*What the task requires*.
Gather all lines with the word "Navigation" in them.

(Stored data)
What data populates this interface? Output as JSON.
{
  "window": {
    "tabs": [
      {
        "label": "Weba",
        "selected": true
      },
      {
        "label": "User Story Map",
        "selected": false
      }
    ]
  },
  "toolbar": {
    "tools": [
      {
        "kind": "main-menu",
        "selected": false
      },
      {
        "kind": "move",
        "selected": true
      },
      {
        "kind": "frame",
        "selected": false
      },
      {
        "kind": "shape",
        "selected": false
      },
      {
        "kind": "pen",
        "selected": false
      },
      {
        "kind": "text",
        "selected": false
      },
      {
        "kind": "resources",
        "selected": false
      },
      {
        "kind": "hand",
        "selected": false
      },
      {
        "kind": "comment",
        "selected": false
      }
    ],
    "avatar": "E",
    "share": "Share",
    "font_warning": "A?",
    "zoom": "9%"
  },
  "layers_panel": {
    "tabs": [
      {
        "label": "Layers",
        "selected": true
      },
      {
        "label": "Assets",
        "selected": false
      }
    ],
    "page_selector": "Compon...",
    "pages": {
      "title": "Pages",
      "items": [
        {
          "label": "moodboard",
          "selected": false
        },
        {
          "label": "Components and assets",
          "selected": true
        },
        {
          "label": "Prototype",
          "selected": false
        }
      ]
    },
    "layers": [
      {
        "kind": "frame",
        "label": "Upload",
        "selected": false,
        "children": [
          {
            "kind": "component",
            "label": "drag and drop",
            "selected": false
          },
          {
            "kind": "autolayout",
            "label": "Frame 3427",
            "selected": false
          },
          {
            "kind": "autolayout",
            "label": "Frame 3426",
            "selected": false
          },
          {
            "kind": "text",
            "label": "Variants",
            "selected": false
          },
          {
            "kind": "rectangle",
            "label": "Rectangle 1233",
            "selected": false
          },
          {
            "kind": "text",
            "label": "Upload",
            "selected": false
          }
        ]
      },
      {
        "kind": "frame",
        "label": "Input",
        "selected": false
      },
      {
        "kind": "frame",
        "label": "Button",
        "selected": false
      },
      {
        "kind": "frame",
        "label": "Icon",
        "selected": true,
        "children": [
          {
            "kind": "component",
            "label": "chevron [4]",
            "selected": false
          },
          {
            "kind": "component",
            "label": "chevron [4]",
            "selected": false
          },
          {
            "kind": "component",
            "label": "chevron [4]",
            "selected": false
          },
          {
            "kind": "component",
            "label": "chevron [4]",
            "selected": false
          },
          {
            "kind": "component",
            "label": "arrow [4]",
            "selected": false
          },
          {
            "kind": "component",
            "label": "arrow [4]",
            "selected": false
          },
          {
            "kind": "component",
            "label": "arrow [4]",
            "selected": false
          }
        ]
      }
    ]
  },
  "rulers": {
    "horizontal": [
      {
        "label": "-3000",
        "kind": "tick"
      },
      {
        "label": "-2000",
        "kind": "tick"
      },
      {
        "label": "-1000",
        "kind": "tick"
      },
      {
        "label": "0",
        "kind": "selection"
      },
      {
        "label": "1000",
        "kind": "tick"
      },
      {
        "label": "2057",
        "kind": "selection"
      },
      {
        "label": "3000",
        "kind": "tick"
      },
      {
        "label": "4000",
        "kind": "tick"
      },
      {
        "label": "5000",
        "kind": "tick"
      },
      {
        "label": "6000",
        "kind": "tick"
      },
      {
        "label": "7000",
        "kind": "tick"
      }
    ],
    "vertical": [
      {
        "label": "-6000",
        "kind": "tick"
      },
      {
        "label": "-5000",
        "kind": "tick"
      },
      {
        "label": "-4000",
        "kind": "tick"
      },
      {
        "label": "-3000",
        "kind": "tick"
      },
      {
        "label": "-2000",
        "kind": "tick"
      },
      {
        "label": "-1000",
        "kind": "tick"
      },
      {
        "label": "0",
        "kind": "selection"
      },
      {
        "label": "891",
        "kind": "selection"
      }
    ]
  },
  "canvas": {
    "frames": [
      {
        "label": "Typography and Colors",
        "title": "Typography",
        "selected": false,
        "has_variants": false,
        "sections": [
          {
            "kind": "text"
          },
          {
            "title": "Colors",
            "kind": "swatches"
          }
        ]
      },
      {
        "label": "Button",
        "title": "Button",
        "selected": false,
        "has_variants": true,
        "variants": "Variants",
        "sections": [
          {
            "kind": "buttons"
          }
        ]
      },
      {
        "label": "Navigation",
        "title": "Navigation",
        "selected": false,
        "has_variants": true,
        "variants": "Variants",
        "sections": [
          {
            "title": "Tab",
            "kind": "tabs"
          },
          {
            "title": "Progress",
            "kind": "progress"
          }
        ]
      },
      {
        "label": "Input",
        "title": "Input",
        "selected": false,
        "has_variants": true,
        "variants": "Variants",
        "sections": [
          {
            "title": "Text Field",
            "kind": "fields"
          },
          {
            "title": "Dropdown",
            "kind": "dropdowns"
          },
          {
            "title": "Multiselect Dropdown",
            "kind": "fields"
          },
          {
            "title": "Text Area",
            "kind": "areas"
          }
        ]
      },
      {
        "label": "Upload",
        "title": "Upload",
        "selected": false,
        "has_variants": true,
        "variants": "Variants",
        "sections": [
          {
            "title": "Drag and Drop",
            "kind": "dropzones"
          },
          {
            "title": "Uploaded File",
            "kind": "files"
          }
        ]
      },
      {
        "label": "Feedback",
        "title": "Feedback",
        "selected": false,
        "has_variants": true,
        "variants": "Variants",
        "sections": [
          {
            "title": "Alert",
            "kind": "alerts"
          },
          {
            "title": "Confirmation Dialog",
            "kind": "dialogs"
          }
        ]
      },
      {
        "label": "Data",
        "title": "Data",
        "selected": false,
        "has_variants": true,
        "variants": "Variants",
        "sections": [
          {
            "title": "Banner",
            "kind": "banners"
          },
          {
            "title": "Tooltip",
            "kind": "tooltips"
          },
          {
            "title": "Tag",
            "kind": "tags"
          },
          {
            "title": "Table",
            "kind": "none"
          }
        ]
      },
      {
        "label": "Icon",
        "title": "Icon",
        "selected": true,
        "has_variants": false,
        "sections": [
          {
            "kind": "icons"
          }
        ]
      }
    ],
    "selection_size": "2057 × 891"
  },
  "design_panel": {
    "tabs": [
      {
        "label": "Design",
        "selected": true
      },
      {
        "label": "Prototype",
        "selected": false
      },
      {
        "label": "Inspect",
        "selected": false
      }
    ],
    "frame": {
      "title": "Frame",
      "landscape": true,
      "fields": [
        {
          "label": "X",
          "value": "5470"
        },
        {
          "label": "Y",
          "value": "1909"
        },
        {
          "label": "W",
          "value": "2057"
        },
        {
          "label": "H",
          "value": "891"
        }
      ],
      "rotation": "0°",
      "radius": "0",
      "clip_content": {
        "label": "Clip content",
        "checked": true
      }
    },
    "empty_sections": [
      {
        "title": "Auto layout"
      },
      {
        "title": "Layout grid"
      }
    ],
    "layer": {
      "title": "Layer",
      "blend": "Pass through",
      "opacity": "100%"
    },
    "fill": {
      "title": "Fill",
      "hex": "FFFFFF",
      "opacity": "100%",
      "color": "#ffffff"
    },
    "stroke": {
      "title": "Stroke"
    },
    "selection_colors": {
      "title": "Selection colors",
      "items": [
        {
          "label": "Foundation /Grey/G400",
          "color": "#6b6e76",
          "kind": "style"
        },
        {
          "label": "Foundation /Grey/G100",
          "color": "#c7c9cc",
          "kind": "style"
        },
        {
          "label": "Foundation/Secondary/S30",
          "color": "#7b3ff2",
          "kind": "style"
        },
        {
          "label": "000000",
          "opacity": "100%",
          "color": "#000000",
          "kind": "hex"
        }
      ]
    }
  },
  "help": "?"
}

*Response to the exercise*.
        "label": "Navigation",
        "title": "Navigation",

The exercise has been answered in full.